> **WHAT THE TASK ASKS**
Extract the text of every entry below exactly; leave images out.

> **DATASET RECORDS**
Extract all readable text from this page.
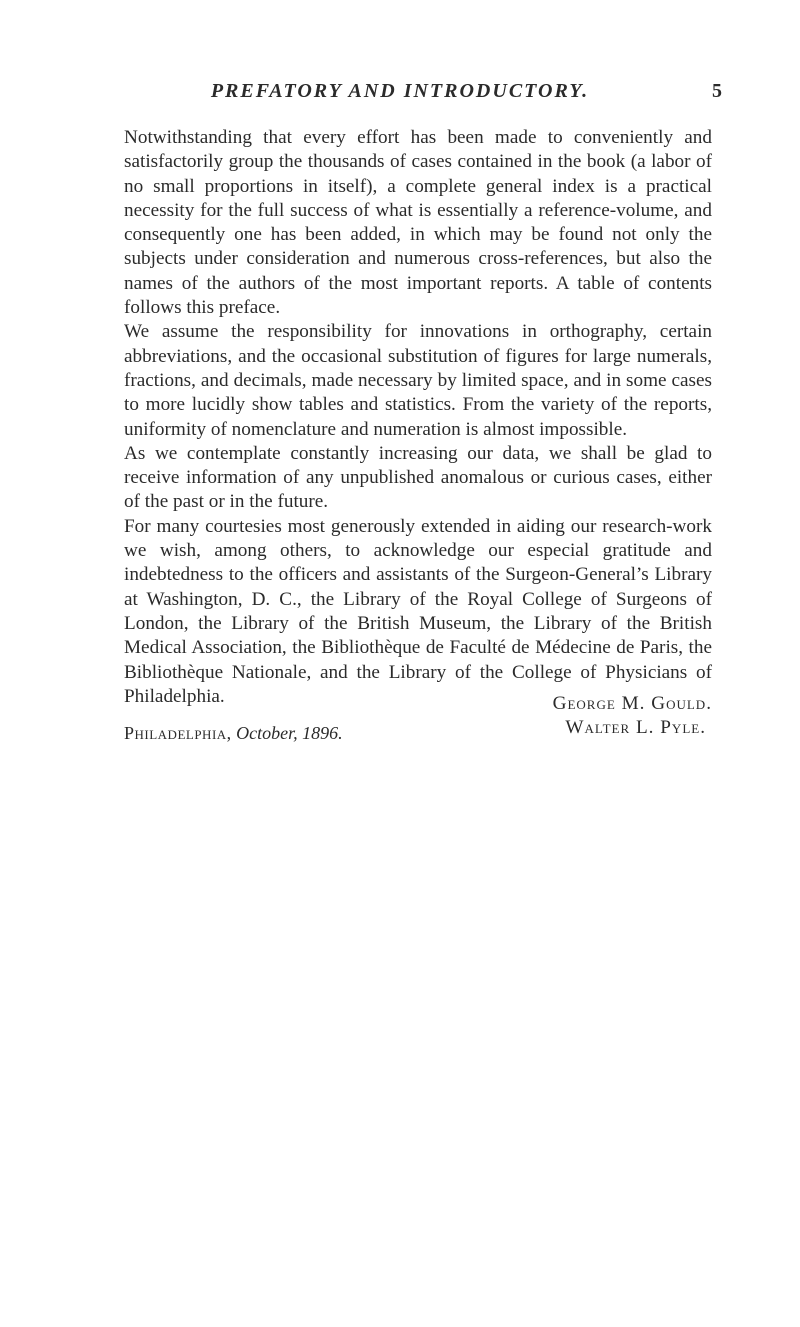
PREFATORY AND INTRODUCTORY.	5

Notwithstanding that every effort has been made to conveniently and satisfactorily group the thousands of cases contained in the book (a labor of no small proportions in itself), a complete general index is a practical necessity for the full success of what is essentially a reference-volume, and consequently one has been added, in which may be found not only the subjects under consideration and numerous cross-references, but also the names of the authors of the most important reports. A table of contents follows this preface.

We assume the responsibility for innovations in orthography, certain abbreviations, and the occasional substitution of figures for large numerals, fractions, and decimals, made necessary by limited space, and in some cases to more lucidly show tables and statistics. From the variety of the reports, uniformity of nomenclature and numeration is almost impossible.

As we contemplate constantly increasing our data, we shall be glad to receive information of any unpublished anomalous or curious cases, either of the past or in the future.

For many courtesies most generously extended in aiding our research-work we wish, among others, to acknowledge our especial gratitude and indebtedness to the officers and assistants of the Surgeon-General’s Library at Washington, D. C., the Library of the Royal College of Surgeons of London, the Library of the British Museum, the Library of the British Medical Association, the Bibliothèque de Faculté de Médecine de Paris, the Bibliothèque Nationale, and the Library of the College of Physicians of Philadelphia.	George M. Gould.
Walter L. Pyle.
Philadelphia, October, 1896.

> **THE COMPLETED TASK**
Extract all readable text from this page.
PREFATORY AND INTRODUCTORY.	5

Notwithstanding that every effort has been made to conveniently and satisfactorily group the thousands of cases contained in the book (a labor of no small proportions in itself), a complete general index is a practical necessity for the full success of what is essentially a reference-volume, and consequently one has been added, in which may be found not only the subjects under consideration and numerous cross-references, but also the names of the authors of the most important reports. A table of contents follows this preface.

We assume the responsibility for innovations in orthography, certain abbreviations, and the occasional substitution of figures for large numerals, fractions, and decimals, made necessary by limited space, and in some cases to more lucidly show tables and statistics. From the variety of the reports, uniformity of nomenclature and numeration is almost impossible.

As we contemplate constantly increasing our data, we shall be glad to receive information of any unpublished anomalous or curious cases, either of the past or in the future.

For many courtesies most generously extended in aiding our research-work we wish, among others, to acknowledge our especial gratitude and indebtedness to the officers and assistants of the Surgeon-General’s Library at Washington, D. C., the Library of the Royal College of Surgeons of London, the Library of the British Museum, the Library of the British Medical Association, the Bibliothèque de Faculté de Médecine de Paris, the Bibliothèque Nationale, and the Library of the College of Physicians of Philadelphia.	George M. Gould.
Walter L. Pyle.
Philadelphia, October, 1896.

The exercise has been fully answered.